** Start RECORDED DATA **

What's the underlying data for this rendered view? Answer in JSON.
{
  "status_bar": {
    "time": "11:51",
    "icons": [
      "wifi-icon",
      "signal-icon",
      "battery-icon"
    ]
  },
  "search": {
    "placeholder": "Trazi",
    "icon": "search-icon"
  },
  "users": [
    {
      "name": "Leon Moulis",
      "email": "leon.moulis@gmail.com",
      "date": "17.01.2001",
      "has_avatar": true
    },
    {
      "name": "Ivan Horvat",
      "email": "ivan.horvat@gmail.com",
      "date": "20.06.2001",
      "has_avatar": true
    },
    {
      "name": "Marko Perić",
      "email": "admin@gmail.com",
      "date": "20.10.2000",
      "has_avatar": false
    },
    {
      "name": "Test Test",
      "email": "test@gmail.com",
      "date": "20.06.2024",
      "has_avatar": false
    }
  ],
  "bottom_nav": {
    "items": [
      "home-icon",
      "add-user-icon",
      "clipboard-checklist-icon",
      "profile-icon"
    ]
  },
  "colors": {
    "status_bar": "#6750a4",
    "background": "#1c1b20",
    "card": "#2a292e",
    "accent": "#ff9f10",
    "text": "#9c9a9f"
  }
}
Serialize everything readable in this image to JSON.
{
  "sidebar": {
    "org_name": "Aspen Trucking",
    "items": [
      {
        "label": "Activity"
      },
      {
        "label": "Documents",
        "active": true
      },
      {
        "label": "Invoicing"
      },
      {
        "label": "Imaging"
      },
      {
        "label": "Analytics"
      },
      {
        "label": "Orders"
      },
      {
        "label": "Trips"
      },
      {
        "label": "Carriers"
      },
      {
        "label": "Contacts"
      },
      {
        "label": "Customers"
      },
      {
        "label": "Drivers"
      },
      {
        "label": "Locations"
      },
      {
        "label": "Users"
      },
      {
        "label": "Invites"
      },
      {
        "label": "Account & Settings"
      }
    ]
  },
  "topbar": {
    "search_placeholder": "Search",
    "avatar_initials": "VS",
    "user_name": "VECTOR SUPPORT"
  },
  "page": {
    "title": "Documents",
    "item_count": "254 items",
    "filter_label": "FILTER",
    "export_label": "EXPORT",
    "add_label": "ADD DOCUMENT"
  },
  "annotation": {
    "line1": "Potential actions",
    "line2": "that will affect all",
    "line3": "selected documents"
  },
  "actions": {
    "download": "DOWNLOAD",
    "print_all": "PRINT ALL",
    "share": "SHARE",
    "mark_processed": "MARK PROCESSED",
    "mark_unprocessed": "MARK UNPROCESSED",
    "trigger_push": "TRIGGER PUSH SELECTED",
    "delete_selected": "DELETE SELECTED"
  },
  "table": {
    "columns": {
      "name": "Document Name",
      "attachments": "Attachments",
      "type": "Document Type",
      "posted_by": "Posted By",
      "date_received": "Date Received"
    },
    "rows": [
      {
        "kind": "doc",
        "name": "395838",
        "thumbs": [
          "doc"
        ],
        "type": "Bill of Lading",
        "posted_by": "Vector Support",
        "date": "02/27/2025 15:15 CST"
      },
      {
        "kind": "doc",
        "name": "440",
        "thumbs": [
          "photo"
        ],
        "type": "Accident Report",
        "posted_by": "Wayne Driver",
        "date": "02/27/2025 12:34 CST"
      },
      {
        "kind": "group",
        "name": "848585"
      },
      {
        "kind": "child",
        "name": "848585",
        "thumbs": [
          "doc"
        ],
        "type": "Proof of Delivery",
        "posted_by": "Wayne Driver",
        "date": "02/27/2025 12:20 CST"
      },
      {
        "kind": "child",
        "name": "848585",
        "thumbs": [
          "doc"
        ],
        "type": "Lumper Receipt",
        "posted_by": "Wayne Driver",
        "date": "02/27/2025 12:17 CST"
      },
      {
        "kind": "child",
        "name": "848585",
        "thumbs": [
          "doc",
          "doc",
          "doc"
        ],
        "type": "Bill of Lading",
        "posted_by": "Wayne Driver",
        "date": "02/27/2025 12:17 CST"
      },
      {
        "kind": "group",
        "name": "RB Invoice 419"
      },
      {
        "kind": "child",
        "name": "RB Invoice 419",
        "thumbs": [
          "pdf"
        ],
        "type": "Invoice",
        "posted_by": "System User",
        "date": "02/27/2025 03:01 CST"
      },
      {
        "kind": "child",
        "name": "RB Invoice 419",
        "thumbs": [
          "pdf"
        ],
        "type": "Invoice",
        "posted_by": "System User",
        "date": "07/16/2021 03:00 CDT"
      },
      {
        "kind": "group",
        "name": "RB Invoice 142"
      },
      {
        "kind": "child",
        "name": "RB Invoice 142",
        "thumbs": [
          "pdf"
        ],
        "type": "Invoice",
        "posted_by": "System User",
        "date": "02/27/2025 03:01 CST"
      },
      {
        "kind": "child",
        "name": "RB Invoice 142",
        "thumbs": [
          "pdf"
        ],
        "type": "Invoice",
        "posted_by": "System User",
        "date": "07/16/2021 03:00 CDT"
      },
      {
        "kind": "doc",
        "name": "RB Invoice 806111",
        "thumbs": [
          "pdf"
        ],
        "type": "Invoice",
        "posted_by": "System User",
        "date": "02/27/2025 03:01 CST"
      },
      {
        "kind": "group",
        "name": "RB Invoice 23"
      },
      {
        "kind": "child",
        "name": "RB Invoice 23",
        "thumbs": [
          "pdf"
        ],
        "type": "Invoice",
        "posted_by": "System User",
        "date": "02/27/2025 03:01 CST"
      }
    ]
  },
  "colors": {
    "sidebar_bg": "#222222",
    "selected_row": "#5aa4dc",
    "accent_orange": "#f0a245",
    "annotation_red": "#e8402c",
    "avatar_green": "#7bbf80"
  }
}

** End RECORDED DATA **

WHAT YOU HAVE TO DO: Nothing in the data may differ; print all of it exactly as written.

FULL ANSWER:
What's the underlying data for this rendered view? Answer in JSON.
{
  "status_bar": {
    "time": "11:51",
    "icons": [
      "wifi-icon",
      "signal-icon",
      "battery-icon"
    ]
  },
  "search": {
    "placeholder": "Trazi",
    "icon": "search-icon"
  },
  "users": [
    {
      "name": "Leon Moulis",
      "email": "leon.moulis@gmail.com",
      "date": "17.01.2001",
      "has_avatar": true
    },
    {
      "name": "Ivan Horvat",
      "email": "ivan.horvat@gmail.com",
      "date": "20.06.2001",
      "has_avatar": true
    },
    {
      "name": "Marko Perić",
      "email": "admin@gmail.com",
      "date": "20.10.2000",
      "has_avatar": false
    },
    {
      "name": "Test Test",
      "email": "test@gmail.com",
      "date": "20.06.2024",
      "has_avatar": false
    }
  ],
  "bottom_nav": {
    "items": [
      "home-icon",
      "add-user-icon",
      "clipboard-checklist-icon",
      "profile-icon"
    ]
  },
  "colors": {
    "status_bar": "#6750a4",
    "background": "#1c1b20",
    "card": "#2a292e",
    "accent": "#ff9f10",
    "text": "#9c9a9f"
  }
}
Serialize everything readable in this image to JSON.
{
  "sidebar": {
    "org_name": "Aspen Trucking",
    "items": [
      {
        "label": "Activity"
      },
      {
        "label": "Documents",
        "active": true
      },
      {
        "label": "Invoicing"
      },
      {
        "label": "Imaging"
      },
      {
        "label": "Analytics"
      },
      {
        "label": "Orders"
      },
      {
        "label": "Trips"
      },
      {
        "label": "Carriers"
      },
      {
        "label": "Contacts"
      },
      {
        "label": "Customers"
      },
      {
        "label": "Drivers"
      },
      {
        "label": "Locations"
      },
      {
        "label": "Users"
      },
      {
        "label": "Invites"
      },
      {
        "label": "Account & Settings"
      }
    ]
  },
  "topbar": {
    "search_placeholder": "Search",
    "avatar_initials": "VS",
    "user_name": "VECTOR SUPPORT"
  },
  "page": {
    "title": "Documents",
    "item_count": "254 items",
    "filter_label": "FILTER",
    "export_label": "EXPORT",
    "add_label": "ADD DOCUMENT"
  },
  "annotation": {
    "line1": "Potential actions",
    "line2": "that will affect all",
    "line3": "selected documents"
  },
  "actions": {
    "download": "DOWNLOAD",
    "print_all": "PRINT ALL",
    "share": "SHARE",
    "mark_processed": "MARK PROCESSED",
    "mark_unprocessed": "MARK UNPROCESSED",
    "trigger_push": "TRIGGER PUSH SELECTED",
    "delete_selected": "DELETE SELECTED"
  },
  "table": {
    "columns": {
      "name": "Document Name",
      "attachments": "Attachments",
      "type": "Document Type",
      "posted_by": "Posted By",
      "date_received": "Date Received"
    },
    "rows": [
      {
        "kind": "doc",
        "name": "395838",
        "thumbs": [
          "doc"
        ],
        "type": "Bill of Lading",
        "posted_by": "Vector Support",
        "date": "02/27/2025 15:15 CST"
      },
      {
        "kind": "doc",
        "name": "440",
        "thumbs": [
          "photo"
        ],
        "type": "Accident Report",
        "posted_by": "Wayne Driver",
        "date": "02/27/2025 12:34 CST"
      },
      {
        "kind": "group",
        "name": "848585"
      },
      {
        "kind": "child",
        "name": "848585",
        "thumbs": [
          "doc"
        ],
        "type": "Proof of Delivery",
        "posted_by": "Wayne Driver",
        "date": "02/27/2025 12:20 CST"
      },
      {
        "kind": "child",
        "name": "848585",
        "thumbs": [
          "doc"
        ],
        "type": "Lumper Receipt",
        "posted_by": "Wayne Driver",
        "date": "02/27/2025 12:17 CST"
      },
      {
        "kind": "child",
        "name": "848585",
        "thumbs": [
          "doc",
          "doc",
          "doc"
        ],
        "type": "Bill of Lading",
        "posted_by": "Wayne Driver",
        "date": "02/27/2025 12:17 CST"
      },
      {
        "kind": "group",
        "name": "RB Invoice 419"
      },
      {
        "kind": "child",
        "name": "RB Invoice 419",
        "thumbs": [
          "pdf"
        ],
        "type": "Invoice",
        "posted_by": "System User",
        "date": "02/27/2025 03:01 CST"
      },
      {
        "kind": "child",
        "name": "RB Invoice 419",
        "thumbs": [
          "pdf"
        ],
        "type": "Invoice",
        "posted_by": "System User",
        "date": "07/16/2021 03:00 CDT"
      },
      {
        "kind": "group",
        "name": "RB Invoice 142"
      },
      {
        "kind": "child",
        "name": "RB Invoice 142",
        "thumbs": [
          "pdf"
        ],
        "type": "Invoice",
        "posted_by": "System User",
        "date": "02/27/2025 03:01 CST"
      },
      {
        "kind": "child",
        "name": "RB Invoice 142",
        "thumbs": [
          "pdf"
        ],
        "type": "Invoice",
        "posted_by": "System User",
        "date": "07/16/2021 03:00 CDT"
      },
      {
        "kind": "doc",
        "name": "RB Invoice 806111",
        "thumbs": [
          "pdf"
        ],
        "type": "Invoice",
        "posted_by": "System User",
        "date": "02/27/2025 03:01 CST"
      },
      {
        "kind": "group",
        "name": "RB Invoice 23"
      },
      {
        "kind": "child",
        "name": "RB Invoice 23",
        "thumbs": [
          "pdf"
        ],
        "type": "Invoice",
        "posted_by": "System User",
        "date": "02/27/2025 03:01 CST"
      }
    ]
  },
  "colors": {
    "sidebar_bg": "#222222",
    "selected_row": "#5aa4dc",
    "accent_orange": "#f0a245",
    "annotation_red": "#e8402c",
    "avatar_green": "#7bbf80"
  }
}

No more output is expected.